(Extracted records)
◆ ◆ ◆ ◆ ◆
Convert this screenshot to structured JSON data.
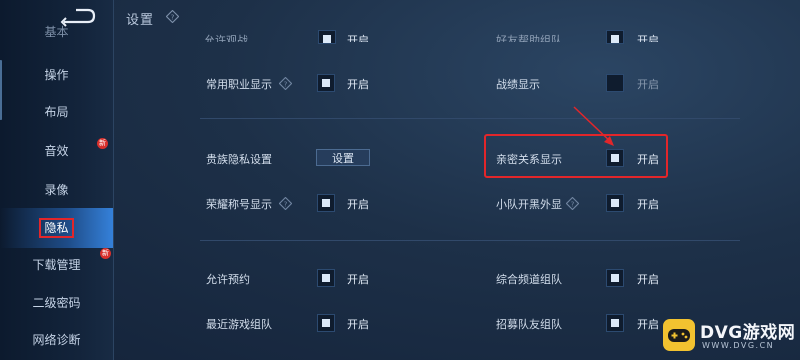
{
  "header": {
    "title": "设置"
  },
  "sidebar": {
    "items": [
      {
        "label": "操作"
      },
      {
        "label": "布局"
      },
      {
        "label": "音效"
      },
      {
        "label": "录像"
      },
      {
        "label": "隐私"
      },
      {
        "label": "下载管理"
      },
      {
        "label": "二级密码"
      },
      {
        "label": "网络诊断"
      }
    ],
    "new_badge": "新"
  },
  "rows": {
    "r0_left": {
      "label": "允许观战",
      "state": "开启",
      "checked": true
    },
    "r0_right": {
      "label": "好友帮助组队",
      "state": "开启",
      "checked": true
    },
    "r1_left": {
      "label": "常用职业显示",
      "state": "开启",
      "checked": true
    },
    "r1_right": {
      "label": "战绩显示",
      "state": "开启",
      "checked": false
    },
    "r2_left": {
      "label": "贵族隐私设置",
      "button": "设置"
    },
    "r2_right": {
      "label": "亲密关系显示",
      "state": "开启",
      "checked": true
    },
    "r3_left": {
      "label": "荣耀称号显示",
      "state": "开启",
      "checked": true
    },
    "r3_right": {
      "label": "小队开黑外显",
      "state": "开启",
      "checked": true
    },
    "r4_left": {
      "label": "允许预约",
      "state": "开启",
      "checked": true
    },
    "r4_right": {
      "label": "综合频道组队",
      "state": "开启",
      "checked": true
    },
    "r5_left": {
      "label": "最近游戏组队",
      "state": "开启",
      "checked": true
    },
    "r5_right": {
      "label": "招募队友组队",
      "state": "开启",
      "checked": true
    }
  },
  "watermark": {
    "text": "DVG游戏网",
    "sub": "WWW.DVG.CN"
  },
  "colors": {
    "highlight": "#e2262a",
    "accent": "#3c8cff",
    "badge": "#d8302c"
  }
}
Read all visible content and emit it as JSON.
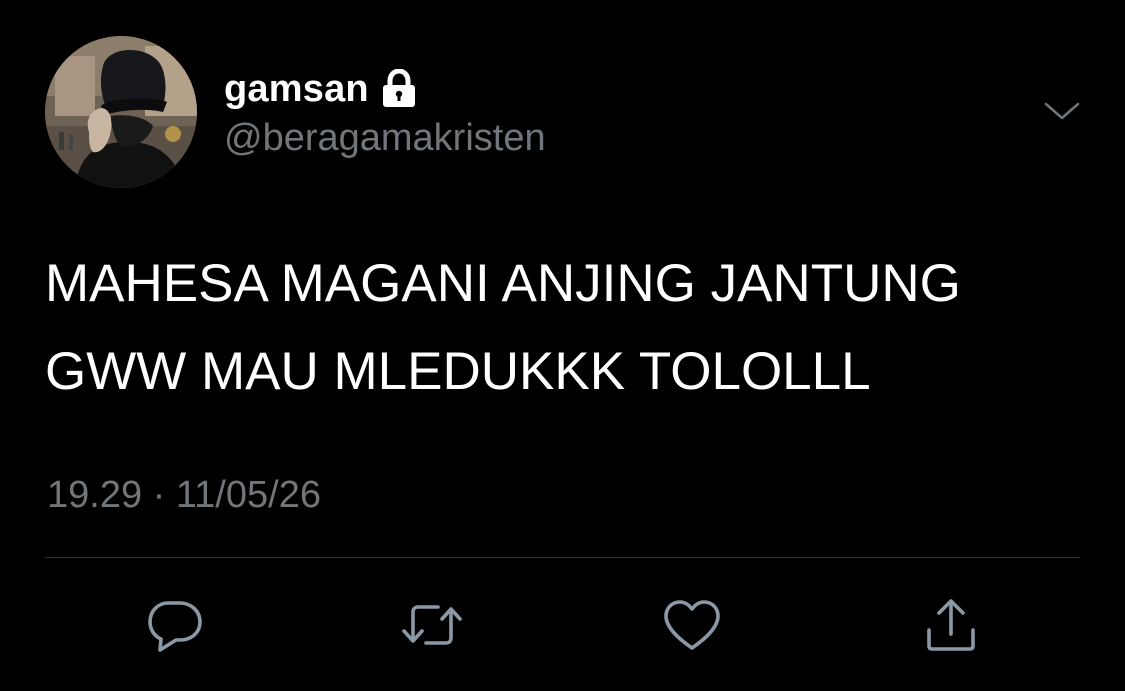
{
  "colors": {
    "background": "#000000",
    "primary_text": "#ffffff",
    "secondary_text": "#71767b",
    "divider": "#2f3336",
    "icon": "#8b98a5"
  },
  "author": {
    "display_name": "gamsan",
    "handle": "@beragamakristen",
    "protected_icon": "lock-icon",
    "avatar_icon": "avatar"
  },
  "tweet": {
    "text_lines": [
      "MAHESA MAGANI ANJING JANTUNG",
      "GWW MAU MLEDUKKK TOLOLLL"
    ],
    "timestamp": "19.29 · 11/05/26"
  },
  "menu": {
    "icon": "chevron-down-icon"
  },
  "actions": [
    {
      "name": "reply",
      "icon": "reply-icon"
    },
    {
      "name": "retweet",
      "icon": "retweet-icon"
    },
    {
      "name": "like",
      "icon": "heart-icon"
    },
    {
      "name": "share",
      "icon": "share-icon"
    }
  ]
}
◆ ◆ ◆ ◆ ◆
→ Problem to solve:
Give all the lines above again, character for character, without pictures.

→ Final answer:
Convert this screenshot to structured JSON data.
{
  "header": {
    "title": "设置"
  },
  "sidebar": {
    "items": [
      {
        "label": "操作"
      },
      {
        "label": "布局"
      },
      {
        "label": "音效"
      },
      {
        "label": "录像"
      },
      {
        "label": "隐私"
      },
      {
        "label": "下载管理"
      },
      {
        "label": "二级密码"
      },
      {
        "label": "网络诊断"
      }
    ],
    "new_badge": "新"
  },
  "rows": {
    "r0_left": {
      "label": "允许观战",
      "state": "开启",
      "checked": true
    },
    "r0_right": {
      "label": "好友帮助组队",
      "state": "开启",
      "checked": true
    },
    "r1_left": {
      "label": "常用职业显示",
      "state": "开启",
      "checked": true
    },
    "r1_right": {
      "label": "战绩显示",
      "state": "开启",
      "checked": false
    },
    "r2_left": {
      "label": "贵族隐私设置",
      "button": "设置"
    },
    "r2_right": {
      "label": "亲密关系显示",
      "state": "开启",
      "checked": true
    },
    "r3_left": {
      "label": "荣耀称号显示",
      "state": "开启",
      "checked": true
    },
    "r3_right": {
      "label": "小队开黑外显",
      "state": "开启",
      "checked": true
    },
    "r4_left": {
      "label": "允许预约",
      "state": "开启",
      "checked": true
    },
    "r4_right": {
      "label": "综合频道组队",
      "state": "开启",
      "checked": true
    },
    "r5_left": {
      "label": "最近游戏组队",
      "state": "开启",
      "checked": true
    },
    "r5_right": {
      "label": "招募队友组队",
      "state": "开启",
      "checked": true
    }
  },
  "watermark": {
    "text": "DVG游戏网",
    "sub": "WWW.DVG.CN"
  },
  "colors": {
    "highlight": "#e2262a",
    "accent": "#3c8cff",
    "badge": "#d8302c"
  }
}
Read all visible content and emit it as JSON.
{
  "colors": {
    "background": "#000000",
    "primary_text": "#ffffff",
    "secondary_text": "#71767b",
    "divider": "#2f3336",
    "icon": "#8b98a5"
  },
  "author": {
    "display_name": "gamsan",
    "handle": "@beragamakristen",
    "protected_icon": "lock-icon",
    "avatar_icon": "avatar"
  },
  "tweet": {
    "text_lines": [
      "MAHESA MAGANI ANJING JANTUNG",
      "GWW MAU MLEDUKKK TOLOLLL"
    ],
    "timestamp": "19.29 · 11/05/26"
  },
  "menu": {
    "icon": "chevron-down-icon"
  },
  "actions": [
    {
      "name": "reply",
      "icon": "reply-icon"
    },
    {
      "name": "retweet",
      "icon": "retweet-icon"
    },
    {
      "name": "like",
      "icon": "heart-icon"
    },
    {
      "name": "share",
      "icon": "share-icon"
    }
  ]
}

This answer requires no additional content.